[Figure collection entries]

***

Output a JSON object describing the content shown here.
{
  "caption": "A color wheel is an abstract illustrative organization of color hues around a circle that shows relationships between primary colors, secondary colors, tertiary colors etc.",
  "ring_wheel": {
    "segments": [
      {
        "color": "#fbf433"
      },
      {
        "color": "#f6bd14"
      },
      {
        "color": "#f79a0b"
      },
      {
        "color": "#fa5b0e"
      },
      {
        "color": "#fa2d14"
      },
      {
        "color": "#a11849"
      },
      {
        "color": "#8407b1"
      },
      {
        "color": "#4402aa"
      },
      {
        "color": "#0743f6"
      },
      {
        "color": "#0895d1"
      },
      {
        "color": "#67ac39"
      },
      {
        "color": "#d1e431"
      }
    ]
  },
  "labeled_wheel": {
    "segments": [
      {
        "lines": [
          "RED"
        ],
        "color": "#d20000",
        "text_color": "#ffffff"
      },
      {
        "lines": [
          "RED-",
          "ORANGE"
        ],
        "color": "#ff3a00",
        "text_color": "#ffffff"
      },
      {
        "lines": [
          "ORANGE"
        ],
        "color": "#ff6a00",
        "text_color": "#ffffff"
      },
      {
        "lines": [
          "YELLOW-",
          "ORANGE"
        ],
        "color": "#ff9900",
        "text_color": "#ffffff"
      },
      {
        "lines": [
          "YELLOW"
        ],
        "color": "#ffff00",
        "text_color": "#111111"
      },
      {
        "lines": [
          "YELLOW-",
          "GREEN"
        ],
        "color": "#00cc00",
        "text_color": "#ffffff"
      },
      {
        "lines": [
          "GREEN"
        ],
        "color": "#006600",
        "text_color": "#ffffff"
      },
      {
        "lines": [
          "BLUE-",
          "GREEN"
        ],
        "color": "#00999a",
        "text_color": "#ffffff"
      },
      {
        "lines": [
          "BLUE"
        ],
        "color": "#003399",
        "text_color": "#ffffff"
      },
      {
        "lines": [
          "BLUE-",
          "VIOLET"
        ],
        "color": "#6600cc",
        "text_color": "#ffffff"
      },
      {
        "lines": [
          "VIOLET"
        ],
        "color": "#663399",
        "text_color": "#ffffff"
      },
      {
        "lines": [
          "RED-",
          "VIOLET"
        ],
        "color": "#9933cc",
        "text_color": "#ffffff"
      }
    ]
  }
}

***

# Exercise
What is needed here is an exact reproduction of all the entries.

# Written solution
Output a JSON object describing the content shown here.
{
  "caption": "A color wheel is an abstract illustrative organization of color hues around a circle that shows relationships between primary colors, secondary colors, tertiary colors etc.",
  "ring_wheel": {
    "segments": [
      {
        "color": "#fbf433"
      },
      {
        "color": "#f6bd14"
      },
      {
        "color": "#f79a0b"
      },
      {
        "color": "#fa5b0e"
      },
      {
        "color": "#fa2d14"
      },
      {
        "color": "#a11849"
      },
      {
        "color": "#8407b1"
      },
      {
        "color": "#4402aa"
      },
      {
        "color": "#0743f6"
      },
      {
        "color": "#0895d1"
      },
      {
        "color": "#67ac39"
      },
      {
        "color": "#d1e431"
      }
    ]
  },
  "labeled_wheel": {
    "segments": [
      {
        "lines": [
          "RED"
        ],
        "color": "#d20000",
        "text_color": "#ffffff"
      },
      {
        "lines": [
          "RED-",
          "ORANGE"
        ],
        "color": "#ff3a00",
        "text_color": "#ffffff"
      },
      {
        "lines": [
          "ORANGE"
        ],
        "color": "#ff6a00",
        "text_color": "#ffffff"
      },
      {
        "lines": [
          "YELLOW-",
          "ORANGE"
        ],
        "color": "#ff9900",
        "text_color": "#ffffff"
      },
      {
        "lines": [
          "YELLOW"
        ],
        "color": "#ffff00",
        "text_color": "#111111"
      },
      {
        "lines": [
          "YELLOW-",
          "GREEN"
        ],
        "color": "#00cc00",
        "text_color": "#ffffff"
      },
      {
        "lines": [
          "GREEN"
        ],
        "color": "#006600",
        "text_color": "#ffffff"
      },
      {
        "lines": [
          "BLUE-",
          "GREEN"
        ],
        "color": "#00999a",
        "text_color": "#ffffff"
      },
      {
        "lines": [
          "BLUE"
        ],
        "color": "#003399",
        "text_color": "#ffffff"
      },
      {
        "lines": [
          "BLUE-",
          "VIOLET"
        ],
        "color": "#6600cc",
        "text_color": "#ffffff"
      },
      {
        "lines": [
          "VIOLET"
        ],
        "color": "#663399",
        "text_color": "#ffffff"
      },
      {
        "lines": [
          "RED-",
          "VIOLET"
        ],
        "color": "#9933cc",
        "text_color": "#ffffff"
      }
    ]
  }
}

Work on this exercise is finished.